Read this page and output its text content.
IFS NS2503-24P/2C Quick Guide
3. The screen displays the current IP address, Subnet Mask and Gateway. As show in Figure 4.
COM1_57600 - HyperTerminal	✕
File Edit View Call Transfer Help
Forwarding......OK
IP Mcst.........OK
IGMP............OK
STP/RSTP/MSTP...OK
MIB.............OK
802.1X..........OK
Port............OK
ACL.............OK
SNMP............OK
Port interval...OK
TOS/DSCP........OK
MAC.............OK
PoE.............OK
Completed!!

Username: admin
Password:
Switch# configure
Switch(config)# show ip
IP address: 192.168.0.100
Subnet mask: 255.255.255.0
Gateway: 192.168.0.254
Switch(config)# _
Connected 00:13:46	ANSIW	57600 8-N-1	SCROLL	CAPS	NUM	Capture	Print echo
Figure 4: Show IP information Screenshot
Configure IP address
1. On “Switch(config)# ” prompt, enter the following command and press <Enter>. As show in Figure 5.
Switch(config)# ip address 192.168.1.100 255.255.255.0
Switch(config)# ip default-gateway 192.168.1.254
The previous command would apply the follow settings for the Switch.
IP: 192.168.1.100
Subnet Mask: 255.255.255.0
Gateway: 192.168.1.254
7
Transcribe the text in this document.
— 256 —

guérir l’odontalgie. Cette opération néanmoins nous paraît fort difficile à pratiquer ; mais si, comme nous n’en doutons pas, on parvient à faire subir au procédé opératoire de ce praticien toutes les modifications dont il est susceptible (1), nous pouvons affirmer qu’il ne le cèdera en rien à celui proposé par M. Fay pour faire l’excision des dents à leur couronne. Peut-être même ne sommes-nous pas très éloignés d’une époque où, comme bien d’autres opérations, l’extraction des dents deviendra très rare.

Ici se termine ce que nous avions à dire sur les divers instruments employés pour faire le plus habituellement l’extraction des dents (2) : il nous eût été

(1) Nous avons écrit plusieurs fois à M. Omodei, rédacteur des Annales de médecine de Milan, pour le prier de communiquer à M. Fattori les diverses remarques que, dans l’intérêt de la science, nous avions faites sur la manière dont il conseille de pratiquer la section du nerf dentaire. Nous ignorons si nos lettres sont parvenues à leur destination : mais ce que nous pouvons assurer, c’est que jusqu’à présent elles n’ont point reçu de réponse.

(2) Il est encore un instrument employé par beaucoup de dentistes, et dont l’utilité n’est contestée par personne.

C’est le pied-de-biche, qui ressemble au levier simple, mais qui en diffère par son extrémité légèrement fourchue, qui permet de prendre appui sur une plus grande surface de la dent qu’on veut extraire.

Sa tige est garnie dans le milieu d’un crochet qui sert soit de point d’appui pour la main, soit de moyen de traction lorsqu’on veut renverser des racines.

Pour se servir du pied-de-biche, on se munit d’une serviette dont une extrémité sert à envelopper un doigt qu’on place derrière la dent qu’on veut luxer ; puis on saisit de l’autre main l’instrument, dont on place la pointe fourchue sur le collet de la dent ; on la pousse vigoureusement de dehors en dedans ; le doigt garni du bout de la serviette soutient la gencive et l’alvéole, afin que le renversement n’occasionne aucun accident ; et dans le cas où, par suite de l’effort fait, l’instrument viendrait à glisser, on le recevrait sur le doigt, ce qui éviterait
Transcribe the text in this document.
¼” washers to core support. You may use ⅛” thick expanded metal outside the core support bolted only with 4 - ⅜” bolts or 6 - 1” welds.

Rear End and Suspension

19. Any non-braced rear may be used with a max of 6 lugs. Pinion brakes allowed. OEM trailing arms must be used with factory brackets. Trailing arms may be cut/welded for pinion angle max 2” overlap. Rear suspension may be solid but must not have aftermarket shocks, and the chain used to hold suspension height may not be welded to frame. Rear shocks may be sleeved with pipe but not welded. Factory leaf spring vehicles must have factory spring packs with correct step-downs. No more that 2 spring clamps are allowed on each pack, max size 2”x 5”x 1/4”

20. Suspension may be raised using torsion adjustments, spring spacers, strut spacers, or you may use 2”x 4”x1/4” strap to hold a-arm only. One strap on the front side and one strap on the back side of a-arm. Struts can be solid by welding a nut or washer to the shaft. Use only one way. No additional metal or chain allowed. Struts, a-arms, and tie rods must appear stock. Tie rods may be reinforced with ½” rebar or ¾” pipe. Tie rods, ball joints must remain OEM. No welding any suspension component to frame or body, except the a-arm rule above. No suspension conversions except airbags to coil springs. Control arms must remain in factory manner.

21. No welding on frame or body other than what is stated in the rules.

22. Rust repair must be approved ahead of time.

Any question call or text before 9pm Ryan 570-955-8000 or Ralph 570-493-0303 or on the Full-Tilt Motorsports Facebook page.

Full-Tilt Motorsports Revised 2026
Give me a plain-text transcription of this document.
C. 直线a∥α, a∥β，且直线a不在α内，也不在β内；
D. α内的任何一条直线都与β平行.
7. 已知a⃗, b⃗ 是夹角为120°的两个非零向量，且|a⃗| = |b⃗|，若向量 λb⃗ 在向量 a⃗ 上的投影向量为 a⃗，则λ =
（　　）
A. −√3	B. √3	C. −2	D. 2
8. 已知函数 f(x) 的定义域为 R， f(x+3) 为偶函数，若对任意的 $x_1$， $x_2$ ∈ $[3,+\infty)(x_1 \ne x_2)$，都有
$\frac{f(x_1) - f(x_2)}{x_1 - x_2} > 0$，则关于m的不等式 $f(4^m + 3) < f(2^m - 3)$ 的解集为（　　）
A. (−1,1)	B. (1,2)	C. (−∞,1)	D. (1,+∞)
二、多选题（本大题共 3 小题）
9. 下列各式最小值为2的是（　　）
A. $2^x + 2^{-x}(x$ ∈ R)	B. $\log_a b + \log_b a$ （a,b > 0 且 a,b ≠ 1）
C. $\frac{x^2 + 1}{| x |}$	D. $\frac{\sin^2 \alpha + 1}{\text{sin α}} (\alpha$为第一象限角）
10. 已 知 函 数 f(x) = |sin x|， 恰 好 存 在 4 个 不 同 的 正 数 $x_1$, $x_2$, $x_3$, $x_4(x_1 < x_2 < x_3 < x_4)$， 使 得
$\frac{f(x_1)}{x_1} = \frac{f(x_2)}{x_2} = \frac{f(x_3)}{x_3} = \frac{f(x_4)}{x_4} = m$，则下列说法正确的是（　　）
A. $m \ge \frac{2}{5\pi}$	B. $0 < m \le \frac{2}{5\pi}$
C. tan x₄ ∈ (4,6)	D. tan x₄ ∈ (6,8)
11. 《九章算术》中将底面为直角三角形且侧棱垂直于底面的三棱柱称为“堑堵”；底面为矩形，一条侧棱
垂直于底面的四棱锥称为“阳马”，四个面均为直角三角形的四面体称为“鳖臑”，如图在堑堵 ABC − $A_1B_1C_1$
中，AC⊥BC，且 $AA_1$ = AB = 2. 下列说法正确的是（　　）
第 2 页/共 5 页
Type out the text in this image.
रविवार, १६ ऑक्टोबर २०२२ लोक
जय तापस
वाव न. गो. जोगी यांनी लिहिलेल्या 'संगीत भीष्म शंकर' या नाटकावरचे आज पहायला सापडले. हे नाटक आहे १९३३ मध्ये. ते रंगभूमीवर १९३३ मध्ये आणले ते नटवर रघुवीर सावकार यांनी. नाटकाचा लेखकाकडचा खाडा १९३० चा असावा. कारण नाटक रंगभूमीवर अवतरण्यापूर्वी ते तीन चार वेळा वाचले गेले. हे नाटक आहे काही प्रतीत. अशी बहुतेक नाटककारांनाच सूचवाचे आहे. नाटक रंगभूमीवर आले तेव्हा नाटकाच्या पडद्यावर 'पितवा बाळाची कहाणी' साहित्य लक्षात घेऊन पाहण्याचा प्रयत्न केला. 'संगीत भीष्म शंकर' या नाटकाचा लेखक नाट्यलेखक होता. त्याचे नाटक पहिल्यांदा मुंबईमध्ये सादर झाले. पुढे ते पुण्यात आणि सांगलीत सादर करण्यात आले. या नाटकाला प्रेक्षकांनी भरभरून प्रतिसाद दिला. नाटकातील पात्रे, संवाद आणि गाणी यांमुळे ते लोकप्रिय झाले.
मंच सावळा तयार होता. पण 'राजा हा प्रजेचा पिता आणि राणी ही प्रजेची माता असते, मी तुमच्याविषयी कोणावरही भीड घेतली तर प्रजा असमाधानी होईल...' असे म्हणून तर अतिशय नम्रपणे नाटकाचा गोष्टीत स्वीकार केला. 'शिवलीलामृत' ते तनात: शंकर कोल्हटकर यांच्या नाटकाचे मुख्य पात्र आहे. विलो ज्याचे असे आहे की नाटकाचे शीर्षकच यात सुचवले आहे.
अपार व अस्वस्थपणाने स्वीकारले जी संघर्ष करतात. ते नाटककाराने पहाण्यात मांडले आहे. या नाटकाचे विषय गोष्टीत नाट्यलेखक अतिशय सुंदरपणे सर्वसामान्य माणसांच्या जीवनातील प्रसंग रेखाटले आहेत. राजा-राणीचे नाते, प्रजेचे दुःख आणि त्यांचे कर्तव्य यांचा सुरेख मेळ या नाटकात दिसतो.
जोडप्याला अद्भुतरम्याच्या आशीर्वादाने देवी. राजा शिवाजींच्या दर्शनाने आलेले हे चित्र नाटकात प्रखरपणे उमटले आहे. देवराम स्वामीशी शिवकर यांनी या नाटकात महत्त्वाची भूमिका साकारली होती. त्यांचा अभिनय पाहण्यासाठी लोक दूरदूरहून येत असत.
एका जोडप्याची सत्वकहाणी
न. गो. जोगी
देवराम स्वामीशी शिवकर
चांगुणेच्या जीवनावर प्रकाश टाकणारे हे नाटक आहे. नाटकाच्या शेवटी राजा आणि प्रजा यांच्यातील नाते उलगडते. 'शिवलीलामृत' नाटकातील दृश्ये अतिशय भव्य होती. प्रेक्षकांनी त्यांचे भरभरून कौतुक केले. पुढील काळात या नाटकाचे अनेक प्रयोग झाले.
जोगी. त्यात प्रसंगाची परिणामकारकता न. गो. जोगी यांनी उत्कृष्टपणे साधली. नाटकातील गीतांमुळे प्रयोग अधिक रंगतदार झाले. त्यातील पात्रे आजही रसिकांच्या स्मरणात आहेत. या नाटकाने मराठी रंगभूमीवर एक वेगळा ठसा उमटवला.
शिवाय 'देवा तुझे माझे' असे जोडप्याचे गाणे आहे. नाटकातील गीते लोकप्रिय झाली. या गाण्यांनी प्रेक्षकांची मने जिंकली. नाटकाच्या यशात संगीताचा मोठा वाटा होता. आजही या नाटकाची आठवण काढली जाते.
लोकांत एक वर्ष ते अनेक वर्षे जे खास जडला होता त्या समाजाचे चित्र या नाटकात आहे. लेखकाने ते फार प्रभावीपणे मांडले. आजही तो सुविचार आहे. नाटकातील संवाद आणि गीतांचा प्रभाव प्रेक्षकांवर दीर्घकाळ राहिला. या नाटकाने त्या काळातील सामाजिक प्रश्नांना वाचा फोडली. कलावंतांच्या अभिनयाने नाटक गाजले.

======

* [REQUIREMENTS]: Where a line contains "frac", copy that line.

* [RIGHT ANSWER]:
$\frac{f(x_1) - f(x_2)}{x_1 - x_2} > 0$，则关于m的不等式 $f(4^m + 3) < f(2^m - 3)$ 的解集为（　　）
C. $\frac{x^2 + 1}{| x |}$	D. $\frac{\sin^2 \alpha + 1}{\text{sin α}} (\alpha$为第一象限角）
$\frac{f(x_1)}{x_1} = \frac{f(x_2)}{x_2} = \frac{f(x_3)}{x_3} = \frac{f(x_4)}{x_4} = m$，则下列说法正确的是（　　）
A. $m \ge \frac{2}{5\pi}$	B. $0 < m \le \frac{2}{5\pi}$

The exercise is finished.